_DIRECTIONS FOR THIS TASK_: Every record must be transcribed in its entirety, apart from the images, which are to be omitted.

[Begin RECORDS FOR THIS EXERCISE]

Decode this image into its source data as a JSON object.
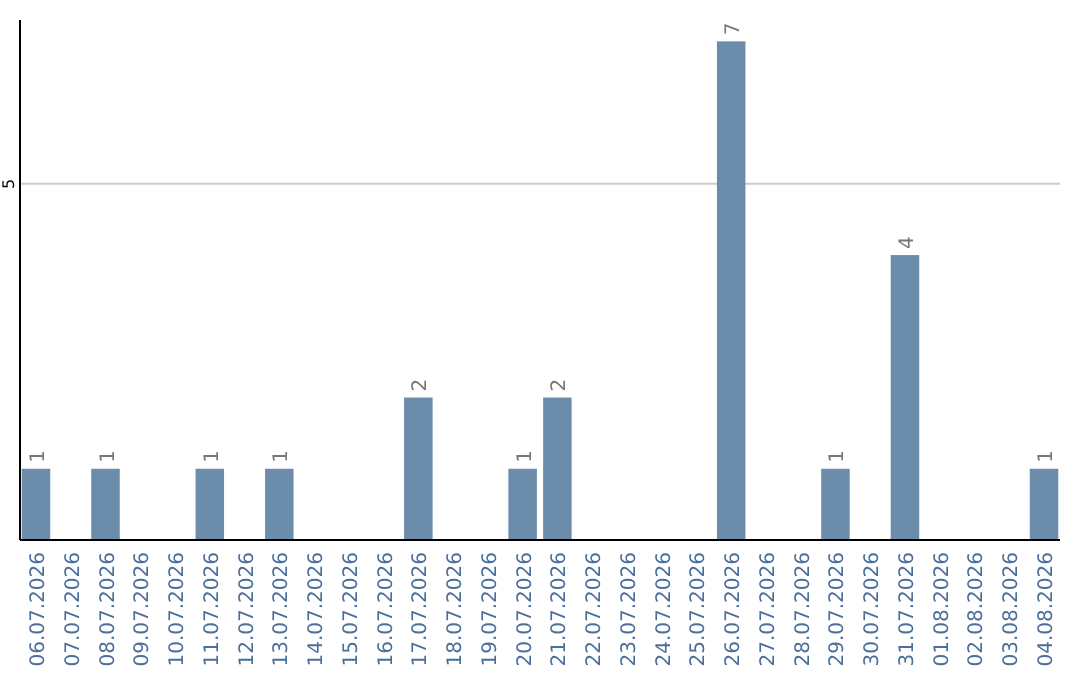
{
  "chart_data": {
    "type": "bar",
    "categories": [
      "06.07.2026",
      "07.07.2026",
      "08.07.2026",
      "09.07.2026",
      "10.07.2026",
      "11.07.2026",
      "12.07.2026",
      "13.07.2026",
      "14.07.2026",
      "15.07.2026",
      "16.07.2026",
      "17.07.2026",
      "18.07.2026",
      "19.07.2026",
      "20.07.2026",
      "21.07.2026",
      "22.07.2026",
      "23.07.2026",
      "24.07.2026",
      "25.07.2026",
      "26.07.2026",
      "27.07.2026",
      "28.07.2026",
      "29.07.2026",
      "30.07.2026",
      "31.07.2026",
      "01.08.2026",
      "02.08.2026",
      "03.08.2026",
      "04.08.2026"
    ],
    "values": [
      1,
      null,
      1,
      null,
      null,
      1,
      null,
      1,
      null,
      null,
      null,
      2,
      null,
      null,
      1,
      2,
      null,
      null,
      null,
      null,
      7,
      null,
      null,
      1,
      null,
      4,
      null,
      null,
      null,
      1
    ],
    "color": "#6b8cab",
    "ylim": [
      0,
      7.3
    ],
    "yticks": [
      5
    ],
    "grid": "y",
    "data_labels": true
  }
}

[End RECORDS FOR THIS EXERCISE]

_WRITTEN REPLY_:
Decode this image into its source data as a JSON object.
{
  "chart_data": {
    "type": "bar",
    "categories": [
      "06.07.2026",
      "07.07.2026",
      "08.07.2026",
      "09.07.2026",
      "10.07.2026",
      "11.07.2026",
      "12.07.2026",
      "13.07.2026",
      "14.07.2026",
      "15.07.2026",
      "16.07.2026",
      "17.07.2026",
      "18.07.2026",
      "19.07.2026",
      "20.07.2026",
      "21.07.2026",
      "22.07.2026",
      "23.07.2026",
      "24.07.2026",
      "25.07.2026",
      "26.07.2026",
      "27.07.2026",
      "28.07.2026",
      "29.07.2026",
      "30.07.2026",
      "31.07.2026",
      "01.08.2026",
      "02.08.2026",
      "03.08.2026",
      "04.08.2026"
    ],
    "values": [
      1,
      null,
      1,
      null,
      null,
      1,
      null,
      1,
      null,
      null,
      null,
      2,
      null,
      null,
      1,
      2,
      null,
      null,
      null,
      null,
      7,
      null,
      null,
      1,
      null,
      4,
      null,
      null,
      null,
      1
    ],
    "color": "#6b8cab",
    "ylim": [
      0,
      7.3
    ],
    "yticks": [
      5
    ],
    "grid": "y",
    "data_labels": true
  }
}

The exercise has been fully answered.